> **Task objective**
Copy each entry as it stands, leaving nothing out.

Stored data
* Start *
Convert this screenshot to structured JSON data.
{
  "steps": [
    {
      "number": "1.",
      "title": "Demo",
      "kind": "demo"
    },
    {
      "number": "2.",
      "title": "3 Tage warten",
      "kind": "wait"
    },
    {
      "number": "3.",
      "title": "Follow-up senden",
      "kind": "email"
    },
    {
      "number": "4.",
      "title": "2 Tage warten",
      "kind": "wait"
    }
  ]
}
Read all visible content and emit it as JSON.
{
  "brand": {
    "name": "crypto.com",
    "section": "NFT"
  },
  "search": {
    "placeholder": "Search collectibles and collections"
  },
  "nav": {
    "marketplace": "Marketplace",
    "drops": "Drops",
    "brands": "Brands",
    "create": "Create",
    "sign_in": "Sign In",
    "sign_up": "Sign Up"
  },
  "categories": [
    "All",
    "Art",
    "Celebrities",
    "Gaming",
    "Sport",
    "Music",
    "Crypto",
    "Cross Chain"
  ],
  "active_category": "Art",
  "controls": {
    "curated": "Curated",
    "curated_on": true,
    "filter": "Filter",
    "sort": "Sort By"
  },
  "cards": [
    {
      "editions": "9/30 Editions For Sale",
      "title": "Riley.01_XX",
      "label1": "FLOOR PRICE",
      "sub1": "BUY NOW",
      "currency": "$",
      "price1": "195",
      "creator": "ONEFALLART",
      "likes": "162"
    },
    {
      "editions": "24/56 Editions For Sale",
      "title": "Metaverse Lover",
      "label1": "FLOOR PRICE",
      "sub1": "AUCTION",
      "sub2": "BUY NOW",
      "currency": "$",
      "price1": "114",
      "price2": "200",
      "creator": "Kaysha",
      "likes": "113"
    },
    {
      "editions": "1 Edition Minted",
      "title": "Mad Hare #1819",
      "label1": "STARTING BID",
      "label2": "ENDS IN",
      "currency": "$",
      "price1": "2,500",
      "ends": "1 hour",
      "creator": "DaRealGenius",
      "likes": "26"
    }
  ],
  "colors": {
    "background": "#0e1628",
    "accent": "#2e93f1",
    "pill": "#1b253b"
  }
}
* End *
> **Output of the task**
Convert this screenshot to structured JSON data.
{
  "steps": [
    {
      "number": "1.",
      "title": "Demo",
      "kind": "demo"
    },
    {
      "number": "2.",
      "title": "3 Tage warten",
      "kind": "wait"
    },
    {
      "number": "3.",
      "title": "Follow-up senden",
      "kind": "email"
    },
    {
      "number": "4.",
      "title": "2 Tage warten",
      "kind": "wait"
    }
  ]
}
Read all visible content and emit it as JSON.
{
  "brand": {
    "name": "crypto.com",
    "section": "NFT"
  },
  "search": {
    "placeholder": "Search collectibles and collections"
  },
  "nav": {
    "marketplace": "Marketplace",
    "drops": "Drops",
    "brands": "Brands",
    "create": "Create",
    "sign_in": "Sign In",
    "sign_up": "Sign Up"
  },
  "categories": [
    "All",
    "Art",
    "Celebrities",
    "Gaming",
    "Sport",
    "Music",
    "Crypto",
    "Cross Chain"
  ],
  "active_category": "Art",
  "controls": {
    "curated": "Curated",
    "curated_on": true,
    "filter": "Filter",
    "sort": "Sort By"
  },
  "cards": [
    {
      "editions": "9/30 Editions For Sale",
      "title": "Riley.01_XX",
      "label1": "FLOOR PRICE",
      "sub1": "BUY NOW",
      "currency": "$",
      "price1": "195",
      "creator": "ONEFALLART",
      "likes": "162"
    },
    {
      "editions": "24/56 Editions For Sale",
      "title": "Metaverse Lover",
      "label1": "FLOOR PRICE",
      "sub1": "AUCTION",
      "sub2": "BUY NOW",
      "currency": "$",
      "price1": "114",
      "price2": "200",
      "creator": "Kaysha",
      "likes": "113"
    },
    {
      "editions": "1 Edition Minted",
      "title": "Mad Hare #1819",
      "label1": "STARTING BID",
      "label2": "ENDS IN",
      "currency": "$",
      "price1": "2,500",
      "ends": "1 hour",
      "creator": "DaRealGenius",
      "likes": "26"
    }
  ],
  "colors": {
    "background": "#0e1628",
    "accent": "#2e93f1",
    "pill": "#1b253b"
  }
}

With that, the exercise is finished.